- [PROMPT]:
Only a number is required: how many lines of the material contain the word "山东龙安消防科技股份有限公司"?

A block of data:
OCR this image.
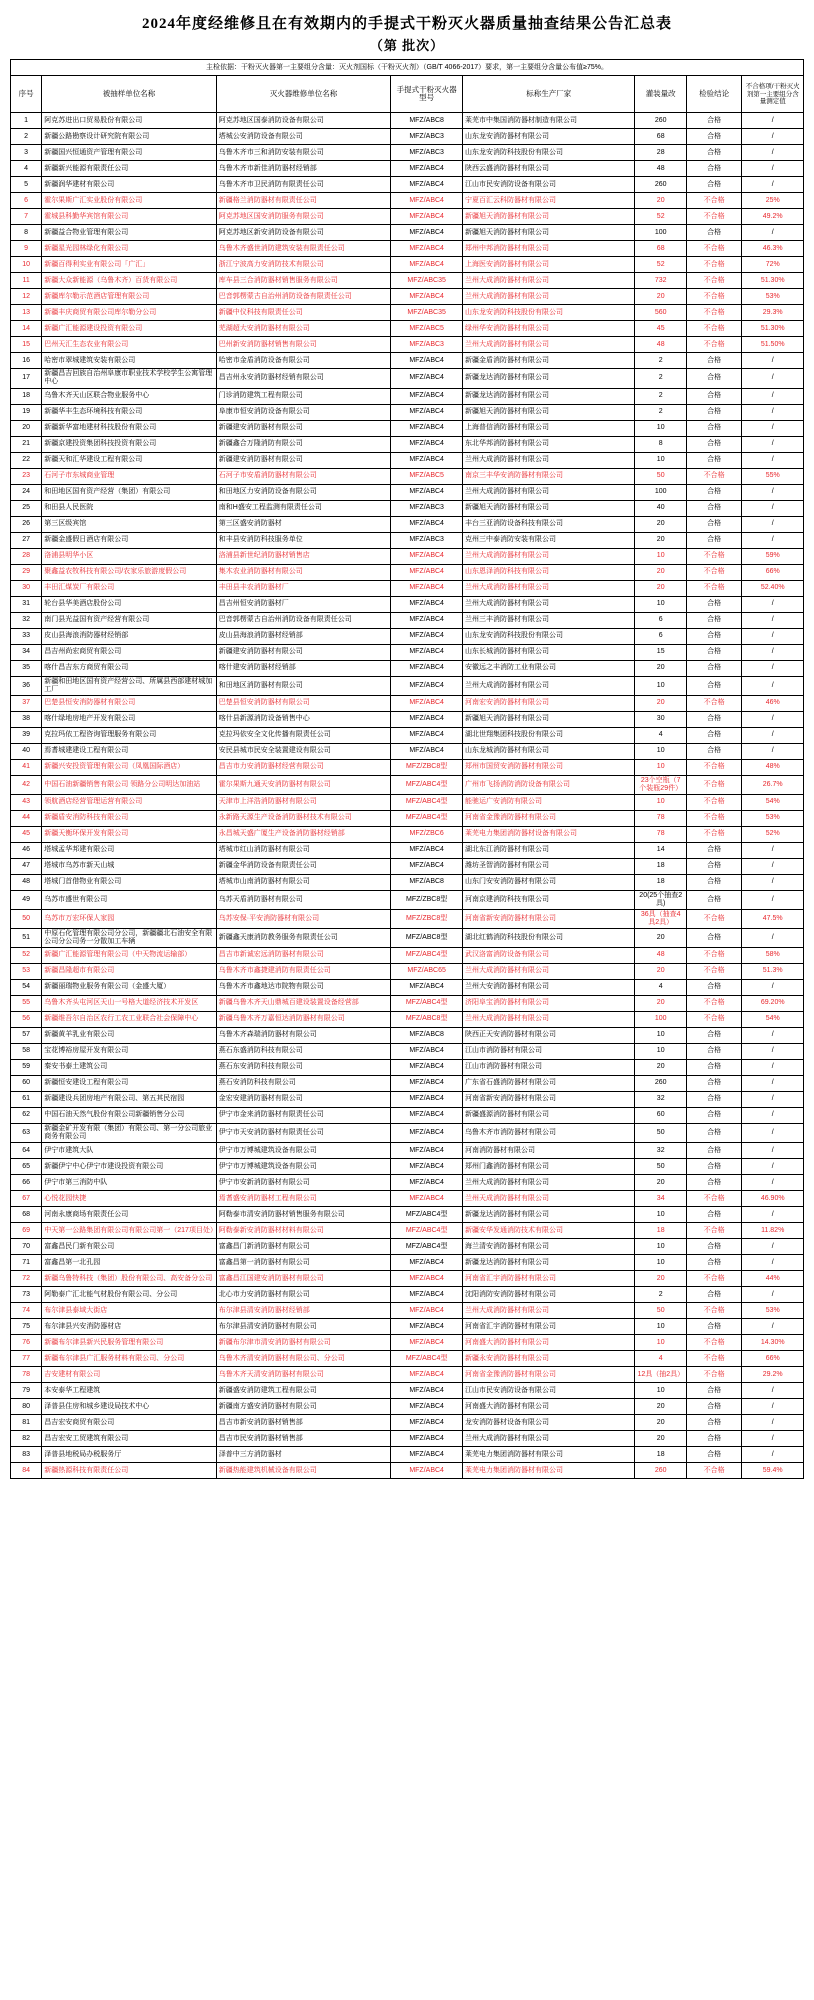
2024年度经维修且在有效期内的手提式干粉灭火器质量抽查结果公告汇总表
（第 批次）
主检依据：干粉灭火器第一主要组分含量：灭火剂国标（干粉灭火剂）（GB/T 4066-2017）要求，第一主要组分含量公布值≥75%。
序号	被抽样单位名称	灭火器维修单位名称	手提式干粉灭火器型号	标称生产厂家	灌装量改	检验结论	不合格项/干粉灭火剂第一主要组分含量测定值
1	阿克苏进出口贸易股份有限公司	阿克苏地区国泰消防设备有限公司	MFZ/ABC8	莱芜市中集国消防器材制造有限公司	260	合格	/
2	新疆公路勘察设计研究院有限公司	塔城公安消防设备有限公司	MFZ/ABC3	山东龙安消防器材有限公司	68	合格	/
3	新疆国兴恒通资产管理有限公司	乌鲁木齐市三和消防安装有限公司	MFZ/ABC3	山东龙安消防科技股份有限公司	28	合格	/
4	新疆新兴能源有限责任公司	乌鲁木齐市新佳消防器材经销部	MFZ/ABC4	陕西云盛消防器材有限公司	48	合格	/
5	新疆润华建材有限公司	乌鲁木齐市卫民消防有限责任公司	MFZ/ABC4	江山市民安消防设备有限公司	260	合格	/
6	霍尔果斯广汇实业股份有限公司	新疆格兰消防器材有限责任公司	MFZ/ABC4	宁夏百汇云科防器材有限公司	20	不合格	25%
7	霍城县科勤华宾馆有限公司	阿克苏地区国安消防服务有限公司	MFZ/ABC4	新疆旭天消防器材有限公司	52	不合格	49.2%
8	新疆益合物业管理有限公司	阿克苏地区新安消防设备有限公司	MFZ/ABC4	新疆旭天消防器材有限公司	100	合格	/
9	新疆星光园林绿化有限公司	乌鲁木齐盛世消防建筑安装有限责任公司	MFZ/ABC4	郑州中邦消防器材有限公司	68	不合格	46.3%
10	新疆百得利实业有限公司「广汇」	浙江宁波高力安消防技术有限公司	MFZ/ABC4	上海医安消防器材有限公司	52	不合格	72%
11	新疆大众新能源（乌鲁木齐）百货有限公司	库车县三合消防器材销售服务有限公司	MFZ/ABC35	兰州大成消防器材有限公司	732	不合格	51.30%
12	新疆库尔勒示范酒店管理有限公司	巴音郭楞蒙古自治州消防设备有限责任公司	MFZ/ABC4	兰州大成消防器材有限公司	20	不合格	53%
13	新疆丰庆商贸有限公司库尔勒分公司	新疆中仪科技有限责任公司	MFZ/ABC35	山东龙安消防科技股份有限公司	560	不合格	29.3%
14	新疆广汇能源建设投资有限公司	芜湖超大安消防器材有限公司	MFZ/ABC5	绿州华安消防器材有限公司	45	不合格	51.30%
15	巴州天汇生态农业有限公司	巴州新安消防器材销售有限公司	MFZ/ABC3	兰州大成消防器材有限公司	48	不合格	51.50%
16	哈密市翠城建筑安装有限公司	哈密市金盾消防设备有限公司	MFZ/ABC4	新疆金盾消防器材有限公司	2	合格	/
17	新疆昌吉回族自治州阜康市职业技术学校学生公寓管理中心	昌吉州永安消防器材经销有限公司	MFZ/ABC4	新疆龙达消防器材有限公司	2	合格	/
18	乌鲁木齐天山区联合物业服务中心	门诊消防建筑工程有限公司	MFZ/ABC4	新疆龙达消防器材有限公司	2	合格	/
19	新疆华丰生态环境科技有限公司	阜康市恒安消防设备有限公司	MFZ/ABC4	新疆旭天消防器材有限公司	2	合格	/
20	新疆新华富地建材科技股份有限公司	新疆建安消防器材有限公司	MFZ/ABC4	上海普信消防器材有限公司	10	合格	/
21	新疆京建投资集团科技投资有限公司	新疆鑫合万隆消防有限公司	MFZ/ABC4	东北华邦消防器材有限公司	8	合格	/
22	新疆天和汇华建设工程有限公司	新疆建安消防器材有限公司	MFZ/ABC4	兰州大成消防器材有限公司	10	合格	/
23	石河子市东城商业管理	石河子市安盾消防器材有限公司	MFZ/ABC5	南京三丰华安消防器材有限公司	50	不合格	55%
24	和田地区国有资产经营（集团）有限公司	和田地区力安消防设备有限公司	MFZ/ABC4	兰州大成消防器材有限公司	100	合格	/
25	和田县人民医院	南和H盛安工程监测有限责任公司	MFZ/ABC3	新疆旭天消防器材有限公司	40	合格	/
26	第三区级宾馆	第三区盛安消防器材	MFZ/ABC4	丰台三亚消防设备科技有限公司	20	合格	/
27	新疆金盛假日酒店有限公司	和丰县安消防科技服务单位	MFZ/ABC3	克州三中泰消防安装有限公司	20	合格	/
28	洛浦县明华小区	洛浦县新世纪消防器材销售店	MFZ/ABC4	兰州大成消防器材有限公司	10	不合格	59%
29	聚鑫益农牧科技有限公司/农家乐旅游度假公司	集木农业消防器材有限公司	MFZ/ABC4	山东恩泽消防科技有限公司	20	不合格	66%
30	丰田汇煤炭厂有限公司	丰田县丰农消防器材厂	MFZ/ABC4	兰州大成消防器材有限公司	20	不合格	52.40%
31	轮台县华美酒店股份公司	昌吉州恒安消防器材厂	MFZ/ABC4	兰州大成消防器材有限公司	10	合格	/
32	南门县光益国有资产经营有限公司	巴音郭楞蒙古自治州消防设备有限责任公司	MFZ/ABC4	兰州三丰消防器材有限公司	6	合格	/
33	皮山县海浪消防器材经销部	皮山县海浪消防器材经销部	MFZ/ABC4	山东龙安消防科技股份有限公司	6	合格	/
34	昌吉州尚宏商贸有限公司	新疆建安消防器材有限公司	MFZ/ABC4	山东长城消防器材有限公司	15	合格	/
35	喀什昌吉东方商贸有限公司	喀什建安消防器材经销部	MFZ/ABC4	安徽远之丰消防工业有限公司	20	合格	/
36	新疆和田地区国有资产经营公司、所属县西部建材城加工厂	和田地区消防器材有限公司	MFZ/ABC4	兰州大成消防器材有限公司	10	合格	/
37	巴楚县恒安消防器材有限公司	巴楚县恒安消防器材有限公司	MFZ/ABC4	河南宏安消防器材有限公司	20	不合格	46%
38	喀什绿地房地产开发有限公司	喀什县新源消防设备销售中心	MFZ/ABC4	新疆旭天消防器材有限公司	30	合格	/
39	克拉玛依工程咨询管理服务有限公司	克拉玛依安全文化传播有限责任公司	MFZ/ABC4	湖北世翔集团科技股份有限公司	4	合格	/
40	焉耆城建建设工程有限公司	安民县城市民安全装置建设有限公司	MFZ/ABC4	山东龙城消防器材有限公司	10	合格	/
41	新疆兴安投资管理有限公司（凤凰国际酒店）	昌吉市力安消防器材经营有限公司	MFZ/ZBC8型	郑州市国贸安消防器材有限公司	10	不合格	48%
42	中国石油新疆销售有限公司 领路分公司明达加油站	霍尔果斯九通天安消防器材有限公司	MFZ/ABC4型	广州市飞扬消防消防设备有限公司	23个空瓶（7个装瓶29件）	不合格	26.7%
43	领航酒店经营管理运营有限公司	天津市上洋浩消防器材有限公司	MFZ/ABC4型	能驰运广安消防有限公司	10	不合格	54%
44	新疆盾安消防科技有限公司	永新路天源生产设备消防器材技术有限公司	MFZ/ABC4型	河南省金豫消防器材有限公司	78	不合格	53%
45	新疆天衡环保开发有限公司	永昌城天盛广厦生产设备消防器材经销部	MFZ/ZBC6	莱芜电力集团消防器材设备有限公司	78	不合格	52%
46	塔城孟华邦建有限公司	塔城市红山消防器材有限公司	MFZ/ABC4	湖北东江消防器材有限公司	14	合格	/
47	塔城市乌苏市新天山城	新疆金华消防设备有限责任公司	MFZ/ABC4	潍坊圣智消防器材有限公司	18	合格	/
48	塔城门首借物业有限公司	塔城市山南消防器材有限公司	MFZ/ABC8	山东门安安消防器材有限公司	18	合格	/
49	乌苏市盛世有限公司	乌苏天盾消防器材有限公司	MFZ/ZBC8型	河南京建消防科技有限公司	20(25个抽查2具)	合格	/
50	乌苏市万宏环保人家园	乌苏安保·平安消防器材有限公司	MFZ/ZBC8型	河南省新安消防器材有限公司	36具（抽查4具2具）	不合格	47.5%
51	中原石化管理有限公司分公司，新疆疆北石油安全有限公司分公司务一分散加工车辆	新疆鑫天康消防教务服务有限责任公司	MFZ/ABC8型	湖北红鹤消防科技股份有限公司	20	合格	/
52	新疆广汇能源管理有限公司（中天物流运输部）	昌吉市新诚宏远消防器材有限公司	MFZ/ABC4型	武汉洛富消防设备有限公司	48	不合格	58%
53	新疆昌隆超市有限公司	乌鲁木齐市鑫捷建消防有限责任公司	MFZ/ABC65	兰州大成消防器材有限公司	20	不合格	51.3%
54	新疆丽瑞物业服务有限公司（金盛大厦）	乌鲁木齐市鑫地达市院物有限公司	MFZ/ABC4	兰州大安消防器材有限公司	4	合格	/
55	乌鲁木齐头屯河区天山一号格大道经济技术开发区	新疆乌鲁木齐天山鼎城百建设装置设备经营部	MFZ/ABC4型	济阳阜宝消防器材有限公司	20	不合格	69.20%
56	新疆维吾尔自治区农行工农工业联合社会保障中心	新疆乌鲁木齐万嘉恒达消防器材有限公司	MFZ/ABC8型	兰州大成消防器材有限公司	100	不合格	54%
57	新疆黄羊乳业有限公司	乌鲁木齐森瑞消防器材有限公司	MFZ/ABC8	陕西正天安消防器材有限公司	10	合格	/
58	宝花博裕房屋开发有限公司	燕石东盛消防科技有限公司	MFZ/ABC4	江山市消防器材有限公司	10	合格	/
59	秦安书泰土建筑公司	燕石东安消防科技有限公司	MFZ/ABC4	江山市消防器材有限公司	20	合格	/
60	新疆恒安建设工程有限公司	燕石安消防科技有限公司	MFZ/ABC4	广东省石盛消防器材有限公司	260	合格	/
61	新疆建设兵团房地产有限公司、第五其民宿园	金宏安建消防器材有限公司	MFZ/ABC4	河南省新安消防器材有限公司	32	合格	/
62	中国石油天然气股份有限公司新疆销售分公司	伊宁市金来消防器材有限责任公司	MFZ/ABC4	新疆盛源消防器材有限公司	60	合格	/
63	新疆金矿开发有限（集团）有限公司、第一分公司旅业商务有限公司	伊宁市天安消防器材有限责任公司	MFZ/ABC4	乌鲁木齐市消防器材有限公司	50	合格	/
64	伊宁市建筑大队	伊宁市万博城建筑设备有限公司	MFZ/ABC4	河南消防器材有限公司	32	合格	/
65	新疆伊宁中心伊宁市建设投资有限公司	伊宁市万博城建筑设备有限公司	MFZ/ABC4	郑州门鑫消防器材有限公司	50	合格	/
66	伊宁市第三消防中队	伊宁市安新消防器材有限公司	MFZ/ABC4	兰州大成消防器材有限公司	20	合格	/
67	心悦花园快捷	焉耆盛安消防器材工程有限公司	MFZ/ABC4	兰州天成消防器材有限公司	34	不合格	46.90%
68	河南永康商场有限责任公司	阿勒泰市清安消防器材销售服务有限公司	MFZ/ABC4型	新疆龙达消防器材有限公司	10	合格	/
69	中天第一公路集团有限公司有限公司第一（217项目处）	阿勒泰新安消防器材材料有限公司	MFZ/ABC4型	新疆安华发通消防技术有限公司	18	不合格	11.82%
70	富鑫昌民门新有限公司	富鑫昌门新消防器材有限公司	MFZ/ABC4型	海兰清安消防器材有限公司	10	合格	/
71	富鑫昌第一北孔园	富鑫昌第一消防器材有限公司	MFZ/ABC4	新疆龙达消防器材有限公司	10	合格	/
72	新疆乌鲁特科技（集团）股份有限公司、高安备分公司	富鑫昌江国建安消防器材有限公司	MFZ/ABC4	河南省汇宇消防器材有限公司	20	不合格	44%
73	阿勒泰广汇北能气材股份有限公司、分公司	北心市力安消防器材有限公司	MFZ/ABC4	沈阳消防安消防器材有限公司	2	合格	/
74	布尔津县泰域大街店	布尔津县清安消防器材经销部	MFZ/ABC4	兰州大成消防器材有限公司	50	不合格	53%
75	布尔津县兴安消防器材店	布尔津县清安消防器材有限公司	MFZ/ABC4	河南省汇宇消防器材有限公司	10	合格	/
76	新疆布尔津县新兴民服务管理有限公司	新疆布尔津市清安消防器材有限公司	MFZ/ABC4	河南盛大消防器材有限公司	10	不合格	14.30%
77	新疆布尔津县广汇服务材料有限公司、分公司	乌鲁木齐清安消防器材有限公司、分公司	MFZ/ABC4型	新疆永安消防器材有限公司	4	不合格	66%
78	吉安建材有限公司	乌鲁木齐天清安消防器材有限公司	MFZ/ABC4	河南省金豫消防器材有限公司	12具（抽2具）	不合格	29.2%
79	本安泰华工程建筑	新疆盛安消防建筑工程有限公司	MFZ/ABC4	江山市民安消防设备有限公司	10	合格	/
80	泽普县住房和城乡建设局技术中心	新疆南方盛安消防器材有限公司	MFZ/ABC4	河南盛大消防器材有限公司	20	合格	/
81	昌吉宏安商贸有限公司	昌吉市新安消防器材销售部	MFZ/ABC4	龙安消防器材设备有限公司	20	合格	/
82	昌吉宏安工贸建筑有限公司	昌吉市民安消防器材销售部	MFZ/ABC4	兰州大成消防器材有限公司	20	合格	/
83	泽普县地税局办税服务厅	泽普中三方消防器材	MFZ/ABC4	莱芜电力集团消防器材有限公司	18	合格	/
84	新疆热源科技有限责任公司	新疆热能建筑机械设备有限公司	MFZ/ABC4	莱芜电力集团消防器材有限公司	260	不合格	59.4%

- [TASK OUTPUT]:
3